[Start of SUPPLIED ENTRIES]

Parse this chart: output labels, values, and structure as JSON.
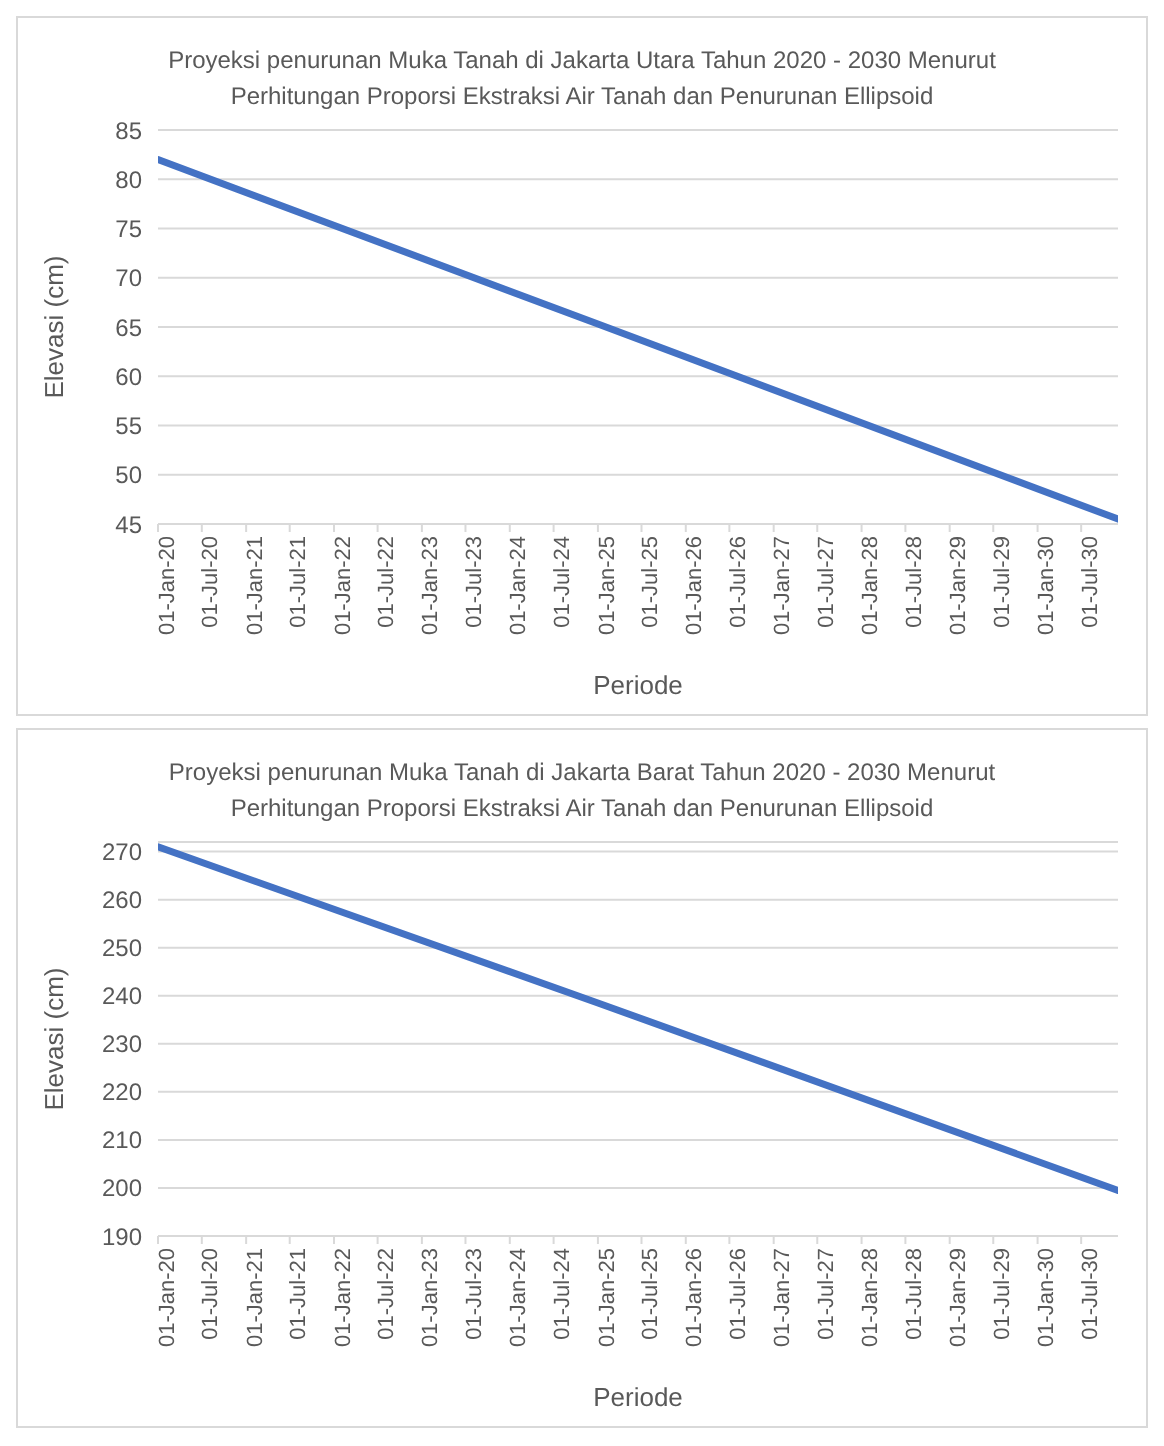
{
  "chart_data": [
    {
      "type": "line",
      "title": "Proyeksi penurunan Muka Tanah di Jakarta Utara Tahun 2020 - 2030 Menurut Perhitungan Proporsi Ekstraksi Air Tanah dan Penurunan Ellipsoid",
      "xlabel": "Periode",
      "ylabel": "Elevasi (cm)",
      "x": [
        "2020-01-01",
        "2025-01-01",
        "2030-12-01"
      ],
      "series": [
        {
          "color": "#4472c4",
          "values": [
            82,
            65.3,
            45.5
          ]
        }
      ],
      "xlim": [
        "2020-01-01",
        "2030-12-01"
      ],
      "xticks": [
        {
          "value": "2020-01-01",
          "label": "01-Jan-20"
        },
        {
          "value": "2020-07-01",
          "label": "01-Jul-20"
        },
        {
          "value": "2021-01-01",
          "label": "01-Jan-21"
        },
        {
          "value": "2021-07-01",
          "label": "01-Jul-21"
        },
        {
          "value": "2022-01-01",
          "label": "01-Jan-22"
        },
        {
          "value": "2022-07-01",
          "label": "01-Jul-22"
        },
        {
          "value": "2023-01-01",
          "label": "01-Jan-23"
        },
        {
          "value": "2023-07-01",
          "label": "01-Jul-23"
        },
        {
          "value": "2024-01-01",
          "label": "01-Jan-24"
        },
        {
          "value": "2024-07-01",
          "label": "01-Jul-24"
        },
        {
          "value": "2025-01-01",
          "label": "01-Jan-25"
        },
        {
          "value": "2025-07-01",
          "label": "01-Jul-25"
        },
        {
          "value": "2026-01-01",
          "label": "01-Jan-26"
        },
        {
          "value": "2026-07-01",
          "label": "01-Jul-26"
        },
        {
          "value": "2027-01-01",
          "label": "01-Jan-27"
        },
        {
          "value": "2027-07-01",
          "label": "01-Jul-27"
        },
        {
          "value": "2028-01-01",
          "label": "01-Jan-28"
        },
        {
          "value": "2028-07-01",
          "label": "01-Jul-28"
        },
        {
          "value": "2029-01-01",
          "label": "01-Jan-29"
        },
        {
          "value": "2029-07-01",
          "label": "01-Jul-29"
        },
        {
          "value": "2030-01-01",
          "label": "01-Jan-30"
        },
        {
          "value": "2030-07-01",
          "label": "01-Jul-30"
        }
      ],
      "ylim": [
        45,
        85
      ],
      "yticks": [
        45,
        50,
        55,
        60,
        65,
        70,
        75,
        80,
        85
      ],
      "grid": "y",
      "legend": false,
      "marker": "none",
      "line_style": "solid"
    },
    {
      "type": "line",
      "title": "Proyeksi penurunan Muka Tanah di Jakarta Barat Tahun 2020 - 2030 Menurut Perhitungan Proporsi Ekstraksi Air Tanah dan Penurunan Ellipsoid",
      "xlabel": "Periode",
      "ylabel": "Elevasi (cm)",
      "x": [
        "2020-01-01",
        "2025-01-01",
        "2030-12-01"
      ],
      "series": [
        {
          "color": "#4472c4",
          "values": [
            271,
            238.5,
            199.5
          ]
        }
      ],
      "xlim": [
        "2020-01-01",
        "2030-12-01"
      ],
      "xticks": [
        {
          "value": "2020-01-01",
          "label": "01-Jan-20"
        },
        {
          "value": "2020-07-01",
          "label": "01-Jul-20"
        },
        {
          "value": "2021-01-01",
          "label": "01-Jan-21"
        },
        {
          "value": "2021-07-01",
          "label": "01-Jul-21"
        },
        {
          "value": "2022-01-01",
          "label": "01-Jan-22"
        },
        {
          "value": "2022-07-01",
          "label": "01-Jul-22"
        },
        {
          "value": "2023-01-01",
          "label": "01-Jan-23"
        },
        {
          "value": "2023-07-01",
          "label": "01-Jul-23"
        },
        {
          "value": "2024-01-01",
          "label": "01-Jan-24"
        },
        {
          "value": "2024-07-01",
          "label": "01-Jul-24"
        },
        {
          "value": "2025-01-01",
          "label": "01-Jan-25"
        },
        {
          "value": "2025-07-01",
          "label": "01-Jul-25"
        },
        {
          "value": "2026-01-01",
          "label": "01-Jan-26"
        },
        {
          "value": "2026-07-01",
          "label": "01-Jul-26"
        },
        {
          "value": "2027-01-01",
          "label": "01-Jan-27"
        },
        {
          "value": "2027-07-01",
          "label": "01-Jul-27"
        },
        {
          "value": "2028-01-01",
          "label": "01-Jan-28"
        },
        {
          "value": "2028-07-01",
          "label": "01-Jul-28"
        },
        {
          "value": "2029-01-01",
          "label": "01-Jan-29"
        },
        {
          "value": "2029-07-01",
          "label": "01-Jul-29"
        },
        {
          "value": "2030-01-01",
          "label": "01-Jan-30"
        },
        {
          "value": "2030-07-01",
          "label": "01-Jul-30"
        }
      ],
      "ylim": [
        190,
        272
      ],
      "yticks": [
        190,
        200,
        210,
        220,
        230,
        240,
        250,
        260,
        270
      ],
      "grid": "y",
      "legend": false,
      "marker": "none",
      "line_style": "solid"
    }
  ]
}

[End of SUPPLIED ENTRIES]

### GIVEN INSTRUCTION
Filter the entries and copy out every line with the word "Perhitungan".

### RESULT FOR THIS TASK
      "title": "Proyeksi penurunan Muka Tanah di Jakarta Utara Tahun 2020 - 2030 Menurut Perhitungan Proporsi Ekstraksi Air Tanah dan Penurunan Ellipsoid",
      "title": "Proyeksi penurunan Muka Tanah di Jakarta Barat Tahun 2020 - 2030 Menurut Perhitungan Proporsi Ekstraksi Air Tanah dan Penurunan Ellipsoid",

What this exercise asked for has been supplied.